> **Set task**:
Restate the entries below word for word, omitting nothing.
═════ Provided data
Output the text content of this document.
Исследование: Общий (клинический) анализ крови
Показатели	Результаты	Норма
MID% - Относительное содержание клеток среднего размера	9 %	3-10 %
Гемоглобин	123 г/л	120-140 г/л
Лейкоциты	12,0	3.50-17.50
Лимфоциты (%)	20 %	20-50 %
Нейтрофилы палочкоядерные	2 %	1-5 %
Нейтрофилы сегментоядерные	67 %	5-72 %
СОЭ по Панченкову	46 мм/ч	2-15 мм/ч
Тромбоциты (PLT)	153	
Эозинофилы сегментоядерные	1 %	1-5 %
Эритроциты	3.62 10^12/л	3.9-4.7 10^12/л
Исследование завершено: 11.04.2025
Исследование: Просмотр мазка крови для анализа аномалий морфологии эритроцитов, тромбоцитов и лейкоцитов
══════════
> **The completed task**:
Output the text content of this document.
Исследование: Общий (клинический) анализ крови
Показатели	Результаты	Норма
MID% - Относительное содержание клеток среднего размера	9 %	3-10 %
Гемоглобин	123 г/л	120-140 г/л
Лейкоциты	12,0	3.50-17.50
Лимфоциты (%)	20 %	20-50 %
Нейтрофилы палочкоядерные	2 %	1-5 %
Нейтрофилы сегментоядерные	67 %	5-72 %
СОЭ по Панченкову	46 мм/ч	2-15 мм/ч
Тромбоциты (PLT)	153	
Эозинофилы сегментоядерные	1 %	1-5 %
Эритроциты	3.62 10^12/л	3.9-4.7 10^12/л
Исследование завершено: 11.04.2025
Исследование: Просмотр мазка крови для анализа аномалий морфологии эритроцитов, тромбоцитов и лейкоцитов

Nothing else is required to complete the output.